Given passage:
-- begin --

Adventures in Incubating Shipped Eggs

I have had pretty good success with Papa's eggs in the past. I have wanted to hatch some of his Lavender Maran project eggs and I will get around to it in the future I expect. Anyway, do you have an independent, calibrated hygrometer and thermometer for your incubator. This is important and I would not trust your instruments on the incubator, they are usually quite wrong. Marans like a dryer incubation humidity anyway so keeping it in the 30 - 40% range should do well.
I wouldn't candle again until day 10 myself, I know, I know its soooooo hard to wait. Be prepared to lose the scrambled ones and I would keep the saddles upright through hatch if possible. This is just IMHO but I have had more success with them upright than on their sides but other folks say different. Good luck with the hatch, please keep posting your progress!

-- end --

Objective A:
Return the part of the post on incubating shipped eggs from "Adventures in Incubating" to "posting your progress!", word for word.
Objective B:
Please resume the post on incubating shipped eggs after its last sentence.
The data after this text isn't needed for anything.

Recorded information:

-- begin --

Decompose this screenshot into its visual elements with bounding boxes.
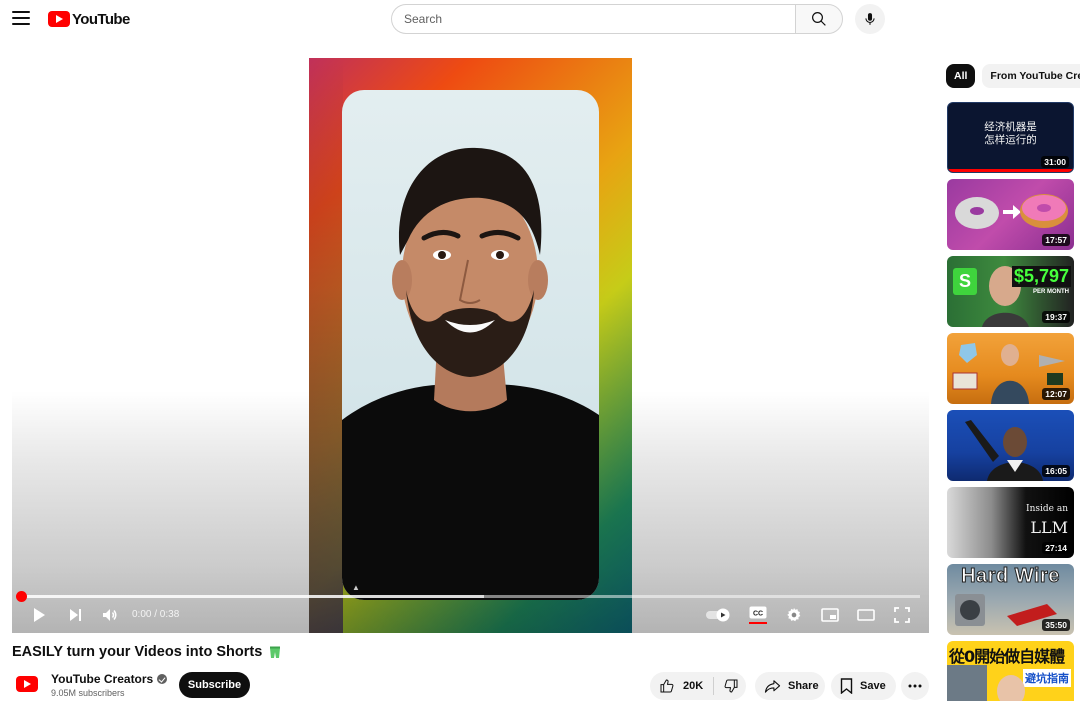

-- end --

Output A:
Adventures in Incubating Shipped Eggs

I have had pretty good success with Papa's eggs in the past. I have wanted to hatch some of his Lavender Maran project eggs and I will get around to it in the future I expect. Anyway, do you have an independent, calibrated hygrometer and thermometer for your incubator. This is important and I would not trust your instruments on the incubator, they are usually quite wrong. Marans like a dryer incubation humidity anyway so keeping it in the 30 - 40% range should do well.
I wouldn't candle again until day 10 myself, I know, I know its soooooo hard to wait. Be prepared to lose the scrambled ones and I would keep the saddles upright through hatch if possible. This is just IMHO but I have had more success with them upright than on their sides but other folks say different. Good luck with the hatch, please keep posting your progress!

Output B:
I never really calibrated my incubator. :oops: I made a half-hearted effort last year with the temperature, but I could never get any 3 thermometers to agree with one another, although the incubator was certainly within the general range.

I'm banking on the fact that I've had several good hatches with this bater (Brinsea 20) by just "following the factory instructions" and factory settings. I might lower my humidity a bit, however, as I've heard that marans like it drier.
 
Whoa. Any words of wisdom to explain the difference?

Well, the 100% was black copper Marans from SC to WV. Packed very well, post office was good to me that time. 18 eggs, one quit very early, 17 locked down, 17 hatched.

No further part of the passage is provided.